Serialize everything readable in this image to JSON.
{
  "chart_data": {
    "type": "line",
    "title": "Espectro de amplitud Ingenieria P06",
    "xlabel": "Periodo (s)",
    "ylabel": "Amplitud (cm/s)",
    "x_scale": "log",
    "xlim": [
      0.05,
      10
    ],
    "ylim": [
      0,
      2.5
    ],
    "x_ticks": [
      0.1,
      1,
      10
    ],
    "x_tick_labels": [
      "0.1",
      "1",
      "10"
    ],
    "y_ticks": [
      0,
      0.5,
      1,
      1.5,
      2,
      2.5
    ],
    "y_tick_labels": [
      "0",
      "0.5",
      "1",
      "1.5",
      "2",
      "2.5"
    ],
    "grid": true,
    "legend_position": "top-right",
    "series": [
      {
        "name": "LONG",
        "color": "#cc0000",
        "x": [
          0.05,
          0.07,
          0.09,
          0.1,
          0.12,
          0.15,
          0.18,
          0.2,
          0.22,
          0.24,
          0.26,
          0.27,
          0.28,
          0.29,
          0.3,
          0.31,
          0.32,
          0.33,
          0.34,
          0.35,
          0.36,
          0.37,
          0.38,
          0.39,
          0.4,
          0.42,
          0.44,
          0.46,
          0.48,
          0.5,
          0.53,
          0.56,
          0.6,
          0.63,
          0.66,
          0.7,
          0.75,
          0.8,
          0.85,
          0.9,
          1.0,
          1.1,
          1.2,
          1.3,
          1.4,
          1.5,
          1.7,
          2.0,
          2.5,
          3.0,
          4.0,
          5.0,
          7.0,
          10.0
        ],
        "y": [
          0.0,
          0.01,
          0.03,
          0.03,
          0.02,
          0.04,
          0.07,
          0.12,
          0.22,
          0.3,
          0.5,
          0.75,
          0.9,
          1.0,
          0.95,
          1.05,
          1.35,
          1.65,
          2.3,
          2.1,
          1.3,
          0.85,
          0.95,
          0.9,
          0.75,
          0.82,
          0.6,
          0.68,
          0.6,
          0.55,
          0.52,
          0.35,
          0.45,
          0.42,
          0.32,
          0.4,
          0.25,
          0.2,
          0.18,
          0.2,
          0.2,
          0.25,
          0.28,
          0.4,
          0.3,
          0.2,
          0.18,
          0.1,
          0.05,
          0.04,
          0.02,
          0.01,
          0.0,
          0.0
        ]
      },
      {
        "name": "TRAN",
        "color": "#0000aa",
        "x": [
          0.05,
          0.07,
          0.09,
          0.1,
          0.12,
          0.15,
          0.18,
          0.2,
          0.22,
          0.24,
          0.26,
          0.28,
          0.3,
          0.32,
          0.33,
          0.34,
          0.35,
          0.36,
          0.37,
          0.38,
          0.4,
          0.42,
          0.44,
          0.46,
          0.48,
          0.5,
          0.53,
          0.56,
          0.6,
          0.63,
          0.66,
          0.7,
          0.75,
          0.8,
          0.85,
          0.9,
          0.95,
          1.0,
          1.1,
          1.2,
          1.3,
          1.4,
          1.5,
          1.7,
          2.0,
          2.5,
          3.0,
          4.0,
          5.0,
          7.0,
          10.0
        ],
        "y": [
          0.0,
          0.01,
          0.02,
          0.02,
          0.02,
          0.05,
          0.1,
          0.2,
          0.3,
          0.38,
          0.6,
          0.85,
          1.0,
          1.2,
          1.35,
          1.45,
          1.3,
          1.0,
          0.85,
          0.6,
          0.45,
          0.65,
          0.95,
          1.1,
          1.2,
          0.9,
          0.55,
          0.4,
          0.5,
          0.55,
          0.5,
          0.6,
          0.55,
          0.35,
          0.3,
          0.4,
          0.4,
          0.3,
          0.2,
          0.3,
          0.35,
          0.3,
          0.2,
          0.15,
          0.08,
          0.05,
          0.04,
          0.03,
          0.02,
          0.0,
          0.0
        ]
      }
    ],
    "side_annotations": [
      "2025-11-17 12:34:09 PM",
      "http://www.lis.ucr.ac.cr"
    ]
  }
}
========================================
◆ **WHAT TO PRODUCE**: Please reproduce every line of the material word for word.

◆ **ANSWER TO THE PROBLEM**:
Serialize everything readable in this image to JSON.
{
  "chart_data": {
    "type": "line",
    "title": "Espectro de amplitud Ingenieria P06",
    "xlabel": "Periodo (s)",
    "ylabel": "Amplitud (cm/s)",
    "x_scale": "log",
    "xlim": [
      0.05,
      10
    ],
    "ylim": [
      0,
      2.5
    ],
    "x_ticks": [
      0.1,
      1,
      10
    ],
    "x_tick_labels": [
      "0.1",
      "1",
      "10"
    ],
    "y_ticks": [
      0,
      0.5,
      1,
      1.5,
      2,
      2.5
    ],
    "y_tick_labels": [
      "0",
      "0.5",
      "1",
      "1.5",
      "2",
      "2.5"
    ],
    "grid": true,
    "legend_position": "top-right",
    "series": [
      {
        "name": "LONG",
        "color": "#cc0000",
        "x": [
          0.05,
          0.07,
          0.09,
          0.1,
          0.12,
          0.15,
          0.18,
          0.2,
          0.22,
          0.24,
          0.26,
          0.27,
          0.28,
          0.29,
          0.3,
          0.31,
          0.32,
          0.33,
          0.34,
          0.35,
          0.36,
          0.37,
          0.38,
          0.39,
          0.4,
          0.42,
          0.44,
          0.46,
          0.48,
          0.5,
          0.53,
          0.56,
          0.6,
          0.63,
          0.66,
          0.7,
          0.75,
          0.8,
          0.85,
          0.9,
          1.0,
          1.1,
          1.2,
          1.3,
          1.4,
          1.5,
          1.7,
          2.0,
          2.5,
          3.0,
          4.0,
          5.0,
          7.0,
          10.0
        ],
        "y": [
          0.0,
          0.01,
          0.03,
          0.03,
          0.02,
          0.04,
          0.07,
          0.12,
          0.22,
          0.3,
          0.5,
          0.75,
          0.9,
          1.0,
          0.95,
          1.05,
          1.35,
          1.65,
          2.3,
          2.1,
          1.3,
          0.85,
          0.95,
          0.9,
          0.75,
          0.82,
          0.6,
          0.68,
          0.6,
          0.55,
          0.52,
          0.35,
          0.45,
          0.42,
          0.32,
          0.4,
          0.25,
          0.2,
          0.18,
          0.2,
          0.2,
          0.25,
          0.28,
          0.4,
          0.3,
          0.2,
          0.18,
          0.1,
          0.05,
          0.04,
          0.02,
          0.01,
          0.0,
          0.0
        ]
      },
      {
        "name": "TRAN",
        "color": "#0000aa",
        "x": [
          0.05,
          0.07,
          0.09,
          0.1,
          0.12,
          0.15,
          0.18,
          0.2,
          0.22,
          0.24,
          0.26,
          0.28,
          0.3,
          0.32,
          0.33,
          0.34,
          0.35,
          0.36,
          0.37,
          0.38,
          0.4,
          0.42,
          0.44,
          0.46,
          0.48,
          0.5,
          0.53,
          0.56,
          0.6,
          0.63,
          0.66,
          0.7,
          0.75,
          0.8,
          0.85,
          0.9,
          0.95,
          1.0,
          1.1,
          1.2,
          1.3,
          1.4,
          1.5,
          1.7,
          2.0,
          2.5,
          3.0,
          4.0,
          5.0,
          7.0,
          10.0
        ],
        "y": [
          0.0,
          0.01,
          0.02,
          0.02,
          0.02,
          0.05,
          0.1,
          0.2,
          0.3,
          0.38,
          0.6,
          0.85,
          1.0,
          1.2,
          1.35,
          1.45,
          1.3,
          1.0,
          0.85,
          0.6,
          0.45,
          0.65,
          0.95,
          1.1,
          1.2,
          0.9,
          0.55,
          0.4,
          0.5,
          0.55,
          0.5,
          0.6,
          0.55,
          0.35,
          0.3,
          0.4,
          0.4,
          0.3,
          0.2,
          0.3,
          0.35,
          0.3,
          0.2,
          0.15,
          0.08,
          0.05,
          0.04,
          0.03,
          0.02,
          0.0,
          0.0
        ]
      }
    ],
    "side_annotations": [
      "2025-11-17 12:34:09 PM",
      "http://www.lis.ucr.ac.cr"
    ]
  }
}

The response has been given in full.